>> begin SUPPLIED INFORMATION

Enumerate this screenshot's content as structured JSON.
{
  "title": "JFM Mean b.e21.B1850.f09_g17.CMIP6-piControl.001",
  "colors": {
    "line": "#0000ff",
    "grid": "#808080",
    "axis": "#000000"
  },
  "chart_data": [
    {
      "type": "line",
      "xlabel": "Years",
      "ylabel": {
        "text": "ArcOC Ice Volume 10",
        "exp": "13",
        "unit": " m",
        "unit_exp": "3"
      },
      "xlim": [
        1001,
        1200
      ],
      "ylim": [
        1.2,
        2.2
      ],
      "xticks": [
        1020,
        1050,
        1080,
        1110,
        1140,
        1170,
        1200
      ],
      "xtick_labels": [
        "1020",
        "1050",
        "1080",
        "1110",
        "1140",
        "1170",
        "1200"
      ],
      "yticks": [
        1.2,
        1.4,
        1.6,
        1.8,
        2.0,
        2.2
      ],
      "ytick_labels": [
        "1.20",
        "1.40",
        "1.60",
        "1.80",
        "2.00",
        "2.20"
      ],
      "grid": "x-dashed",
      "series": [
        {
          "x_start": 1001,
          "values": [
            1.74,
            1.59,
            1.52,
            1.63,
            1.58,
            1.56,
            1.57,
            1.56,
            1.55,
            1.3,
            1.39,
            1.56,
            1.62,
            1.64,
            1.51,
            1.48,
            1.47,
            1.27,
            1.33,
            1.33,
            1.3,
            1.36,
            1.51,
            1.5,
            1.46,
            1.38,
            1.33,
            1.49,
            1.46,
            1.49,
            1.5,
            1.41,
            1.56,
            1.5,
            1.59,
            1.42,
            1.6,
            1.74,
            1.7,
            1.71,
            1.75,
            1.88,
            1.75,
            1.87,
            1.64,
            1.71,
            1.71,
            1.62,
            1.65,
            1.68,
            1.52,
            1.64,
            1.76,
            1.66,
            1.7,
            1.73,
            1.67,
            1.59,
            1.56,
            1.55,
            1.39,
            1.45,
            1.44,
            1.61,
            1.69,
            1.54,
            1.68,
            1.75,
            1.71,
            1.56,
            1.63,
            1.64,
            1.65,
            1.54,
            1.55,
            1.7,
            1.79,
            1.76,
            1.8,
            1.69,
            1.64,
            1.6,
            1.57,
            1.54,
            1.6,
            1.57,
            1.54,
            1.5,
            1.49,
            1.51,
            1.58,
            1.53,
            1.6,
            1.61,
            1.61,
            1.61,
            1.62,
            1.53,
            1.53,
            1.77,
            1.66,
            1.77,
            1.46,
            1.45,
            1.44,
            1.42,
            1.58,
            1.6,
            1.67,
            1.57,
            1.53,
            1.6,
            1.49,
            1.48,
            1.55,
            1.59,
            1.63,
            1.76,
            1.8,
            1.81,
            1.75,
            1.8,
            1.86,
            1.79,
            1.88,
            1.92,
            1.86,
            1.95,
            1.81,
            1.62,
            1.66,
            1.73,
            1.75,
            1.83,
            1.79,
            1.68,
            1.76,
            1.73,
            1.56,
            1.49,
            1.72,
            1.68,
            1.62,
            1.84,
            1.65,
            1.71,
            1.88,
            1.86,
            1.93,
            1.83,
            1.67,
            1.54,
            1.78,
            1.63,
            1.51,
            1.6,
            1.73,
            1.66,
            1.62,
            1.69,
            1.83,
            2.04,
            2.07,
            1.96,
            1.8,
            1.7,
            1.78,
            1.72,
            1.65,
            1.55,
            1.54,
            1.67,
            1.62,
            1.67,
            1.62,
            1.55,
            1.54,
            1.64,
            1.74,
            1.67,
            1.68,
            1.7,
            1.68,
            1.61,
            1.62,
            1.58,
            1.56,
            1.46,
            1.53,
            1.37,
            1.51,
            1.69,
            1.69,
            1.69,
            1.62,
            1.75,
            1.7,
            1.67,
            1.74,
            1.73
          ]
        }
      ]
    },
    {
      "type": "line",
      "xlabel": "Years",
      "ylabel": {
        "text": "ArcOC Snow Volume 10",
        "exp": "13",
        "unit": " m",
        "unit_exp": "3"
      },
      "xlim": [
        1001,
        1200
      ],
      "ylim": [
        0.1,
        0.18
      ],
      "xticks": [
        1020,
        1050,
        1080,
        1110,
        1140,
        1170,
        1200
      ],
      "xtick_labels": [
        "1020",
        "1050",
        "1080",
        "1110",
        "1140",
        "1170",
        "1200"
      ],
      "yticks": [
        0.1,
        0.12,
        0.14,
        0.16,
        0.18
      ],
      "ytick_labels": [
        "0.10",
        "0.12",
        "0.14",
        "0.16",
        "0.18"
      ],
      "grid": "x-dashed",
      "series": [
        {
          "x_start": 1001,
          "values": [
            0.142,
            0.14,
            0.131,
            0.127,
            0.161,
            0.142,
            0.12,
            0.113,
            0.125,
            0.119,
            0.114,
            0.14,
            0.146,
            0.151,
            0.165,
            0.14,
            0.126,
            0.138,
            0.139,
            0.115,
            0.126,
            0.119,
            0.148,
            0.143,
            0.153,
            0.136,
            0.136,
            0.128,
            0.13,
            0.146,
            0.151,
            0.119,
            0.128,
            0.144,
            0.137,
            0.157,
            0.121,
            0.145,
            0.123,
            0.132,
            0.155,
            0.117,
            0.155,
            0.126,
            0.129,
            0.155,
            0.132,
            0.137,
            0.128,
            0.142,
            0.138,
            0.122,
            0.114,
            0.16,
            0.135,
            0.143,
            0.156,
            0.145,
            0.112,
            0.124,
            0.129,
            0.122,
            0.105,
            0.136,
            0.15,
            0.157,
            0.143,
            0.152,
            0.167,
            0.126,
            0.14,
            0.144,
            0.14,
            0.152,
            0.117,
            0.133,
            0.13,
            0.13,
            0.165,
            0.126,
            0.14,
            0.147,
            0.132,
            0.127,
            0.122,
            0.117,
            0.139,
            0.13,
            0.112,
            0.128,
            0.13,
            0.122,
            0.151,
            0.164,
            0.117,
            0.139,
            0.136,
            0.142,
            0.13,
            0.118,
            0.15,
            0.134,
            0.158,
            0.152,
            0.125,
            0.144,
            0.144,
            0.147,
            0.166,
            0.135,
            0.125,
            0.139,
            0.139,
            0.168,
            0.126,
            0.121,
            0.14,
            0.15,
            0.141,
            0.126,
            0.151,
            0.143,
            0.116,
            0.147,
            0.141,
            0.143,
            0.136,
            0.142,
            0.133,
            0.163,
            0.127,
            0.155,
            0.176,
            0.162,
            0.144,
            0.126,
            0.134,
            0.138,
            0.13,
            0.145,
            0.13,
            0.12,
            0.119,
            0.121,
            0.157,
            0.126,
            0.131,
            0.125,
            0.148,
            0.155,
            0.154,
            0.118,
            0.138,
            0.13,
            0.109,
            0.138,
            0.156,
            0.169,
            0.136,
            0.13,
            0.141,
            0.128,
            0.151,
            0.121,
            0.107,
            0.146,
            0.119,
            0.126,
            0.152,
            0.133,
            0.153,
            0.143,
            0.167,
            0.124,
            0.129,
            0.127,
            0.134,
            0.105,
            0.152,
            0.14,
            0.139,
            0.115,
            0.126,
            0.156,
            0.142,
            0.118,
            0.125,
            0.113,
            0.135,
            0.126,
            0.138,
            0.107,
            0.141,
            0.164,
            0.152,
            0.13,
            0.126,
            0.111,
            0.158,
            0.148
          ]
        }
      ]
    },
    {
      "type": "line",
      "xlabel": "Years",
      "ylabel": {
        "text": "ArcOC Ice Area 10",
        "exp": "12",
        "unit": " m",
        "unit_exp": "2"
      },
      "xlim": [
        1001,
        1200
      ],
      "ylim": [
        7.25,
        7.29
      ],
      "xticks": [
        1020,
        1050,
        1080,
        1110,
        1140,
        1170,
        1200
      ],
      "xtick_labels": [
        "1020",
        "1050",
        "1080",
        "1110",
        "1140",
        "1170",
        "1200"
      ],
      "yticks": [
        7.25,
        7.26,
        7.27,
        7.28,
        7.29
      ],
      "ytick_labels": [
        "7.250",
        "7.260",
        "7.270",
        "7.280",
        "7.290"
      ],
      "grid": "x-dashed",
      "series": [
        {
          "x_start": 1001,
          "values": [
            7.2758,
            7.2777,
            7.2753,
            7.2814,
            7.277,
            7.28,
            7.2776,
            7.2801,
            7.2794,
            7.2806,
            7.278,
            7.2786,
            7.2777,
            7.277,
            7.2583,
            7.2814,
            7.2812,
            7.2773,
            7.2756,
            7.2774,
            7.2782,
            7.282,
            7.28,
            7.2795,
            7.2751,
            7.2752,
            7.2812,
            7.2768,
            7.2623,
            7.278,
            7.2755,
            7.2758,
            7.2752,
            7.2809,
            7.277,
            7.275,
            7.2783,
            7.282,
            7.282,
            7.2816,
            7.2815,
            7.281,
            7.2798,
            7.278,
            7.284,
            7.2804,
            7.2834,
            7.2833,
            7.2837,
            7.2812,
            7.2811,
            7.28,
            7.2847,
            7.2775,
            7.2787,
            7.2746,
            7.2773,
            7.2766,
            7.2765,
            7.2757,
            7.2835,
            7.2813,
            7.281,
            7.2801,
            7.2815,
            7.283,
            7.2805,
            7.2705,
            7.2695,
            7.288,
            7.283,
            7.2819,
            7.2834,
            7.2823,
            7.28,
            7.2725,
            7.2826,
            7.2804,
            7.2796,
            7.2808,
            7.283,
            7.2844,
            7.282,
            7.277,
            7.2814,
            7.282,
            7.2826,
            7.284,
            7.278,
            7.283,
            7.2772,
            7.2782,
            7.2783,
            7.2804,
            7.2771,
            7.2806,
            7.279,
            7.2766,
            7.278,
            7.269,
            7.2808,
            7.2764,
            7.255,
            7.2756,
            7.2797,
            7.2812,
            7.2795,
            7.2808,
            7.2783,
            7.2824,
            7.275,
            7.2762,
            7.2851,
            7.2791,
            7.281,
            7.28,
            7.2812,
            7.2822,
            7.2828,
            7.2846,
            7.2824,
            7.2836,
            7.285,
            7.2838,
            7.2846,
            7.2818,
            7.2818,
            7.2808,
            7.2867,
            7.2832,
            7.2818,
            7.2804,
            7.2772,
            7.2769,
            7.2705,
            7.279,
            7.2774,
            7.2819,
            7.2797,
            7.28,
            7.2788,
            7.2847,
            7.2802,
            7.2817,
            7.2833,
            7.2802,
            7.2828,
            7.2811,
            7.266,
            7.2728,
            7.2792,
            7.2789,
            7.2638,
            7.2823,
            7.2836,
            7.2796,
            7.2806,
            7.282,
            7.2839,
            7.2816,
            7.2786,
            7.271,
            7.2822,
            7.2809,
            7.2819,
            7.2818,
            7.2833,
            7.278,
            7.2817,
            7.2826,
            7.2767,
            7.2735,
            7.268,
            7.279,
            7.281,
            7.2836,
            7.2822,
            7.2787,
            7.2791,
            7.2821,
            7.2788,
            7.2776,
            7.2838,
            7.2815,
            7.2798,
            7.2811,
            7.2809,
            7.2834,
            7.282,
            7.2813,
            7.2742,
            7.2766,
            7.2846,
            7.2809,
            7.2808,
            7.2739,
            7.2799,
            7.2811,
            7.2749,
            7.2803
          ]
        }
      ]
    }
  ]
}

>> end SUPPLIED INFORMATION

PROBLEM> From the data above, copy each line that has the string "ArcOC".

RESPONSE BELOW>
        "text": "ArcOC Ice Volume 10",
        "text": "ArcOC Snow Volume 10",
        "text": "ArcOC Ice Area 10",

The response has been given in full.